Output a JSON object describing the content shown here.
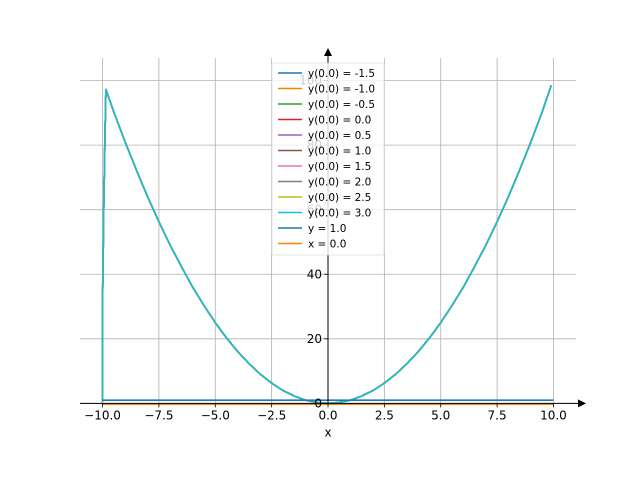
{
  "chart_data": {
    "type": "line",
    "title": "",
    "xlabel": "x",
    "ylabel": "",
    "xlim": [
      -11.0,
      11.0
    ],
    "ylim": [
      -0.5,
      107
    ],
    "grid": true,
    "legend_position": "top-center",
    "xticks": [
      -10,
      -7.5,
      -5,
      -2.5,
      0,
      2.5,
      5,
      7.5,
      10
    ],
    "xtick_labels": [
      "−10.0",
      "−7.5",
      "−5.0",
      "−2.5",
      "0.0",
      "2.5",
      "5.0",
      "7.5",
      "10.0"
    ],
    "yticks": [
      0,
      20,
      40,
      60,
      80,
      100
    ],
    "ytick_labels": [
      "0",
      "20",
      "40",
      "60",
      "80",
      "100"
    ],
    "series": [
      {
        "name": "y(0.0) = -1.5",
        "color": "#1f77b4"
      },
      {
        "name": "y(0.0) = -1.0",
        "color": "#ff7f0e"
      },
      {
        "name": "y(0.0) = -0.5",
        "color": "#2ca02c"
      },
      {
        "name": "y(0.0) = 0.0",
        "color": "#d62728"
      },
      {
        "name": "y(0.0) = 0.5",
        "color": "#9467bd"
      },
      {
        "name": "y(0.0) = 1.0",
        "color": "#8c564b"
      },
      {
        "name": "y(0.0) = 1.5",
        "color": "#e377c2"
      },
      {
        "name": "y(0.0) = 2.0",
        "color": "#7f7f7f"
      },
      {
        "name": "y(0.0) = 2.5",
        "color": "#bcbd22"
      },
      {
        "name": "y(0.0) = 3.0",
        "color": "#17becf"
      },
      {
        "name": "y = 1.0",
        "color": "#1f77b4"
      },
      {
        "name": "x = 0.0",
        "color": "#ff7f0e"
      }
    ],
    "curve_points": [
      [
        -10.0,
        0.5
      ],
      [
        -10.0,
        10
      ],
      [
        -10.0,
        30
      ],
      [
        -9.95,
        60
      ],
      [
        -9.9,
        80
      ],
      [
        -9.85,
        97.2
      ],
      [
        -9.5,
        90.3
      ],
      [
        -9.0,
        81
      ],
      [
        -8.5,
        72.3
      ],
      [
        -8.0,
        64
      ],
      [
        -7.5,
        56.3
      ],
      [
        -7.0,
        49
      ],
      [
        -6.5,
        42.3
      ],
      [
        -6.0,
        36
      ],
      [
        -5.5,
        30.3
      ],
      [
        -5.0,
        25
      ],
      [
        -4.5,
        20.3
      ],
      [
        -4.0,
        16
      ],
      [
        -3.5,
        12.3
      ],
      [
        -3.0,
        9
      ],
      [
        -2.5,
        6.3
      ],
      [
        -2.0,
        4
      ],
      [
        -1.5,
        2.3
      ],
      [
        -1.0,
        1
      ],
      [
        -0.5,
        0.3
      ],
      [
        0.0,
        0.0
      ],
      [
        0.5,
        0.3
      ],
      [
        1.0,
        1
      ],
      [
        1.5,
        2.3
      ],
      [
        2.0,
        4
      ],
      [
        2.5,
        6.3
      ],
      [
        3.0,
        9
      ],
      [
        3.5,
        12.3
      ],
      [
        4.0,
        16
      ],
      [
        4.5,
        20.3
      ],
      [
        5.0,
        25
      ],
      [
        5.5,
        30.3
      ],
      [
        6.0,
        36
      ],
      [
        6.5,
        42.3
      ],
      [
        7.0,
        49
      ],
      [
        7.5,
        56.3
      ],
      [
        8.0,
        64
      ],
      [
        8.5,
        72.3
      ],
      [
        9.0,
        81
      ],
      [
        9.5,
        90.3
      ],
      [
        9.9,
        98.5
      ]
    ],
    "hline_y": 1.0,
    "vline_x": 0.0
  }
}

◇ ◇ ◇ ◇ ◇

To be done | Take every line that includes the string "color" and copy it.

Solution to this task |
        "color": "#1f77b4"
        "color": "#ff7f0e"
        "color": "#2ca02c"
        "color": "#d62728"
        "color": "#9467bd"
        "color": "#8c564b"
        "color": "#e377c2"
        "color": "#7f7f7f"
        "color": "#bcbd22"
        "color": "#17becf"
        "color": "#1f77b4"
        "color": "#ff7f0e"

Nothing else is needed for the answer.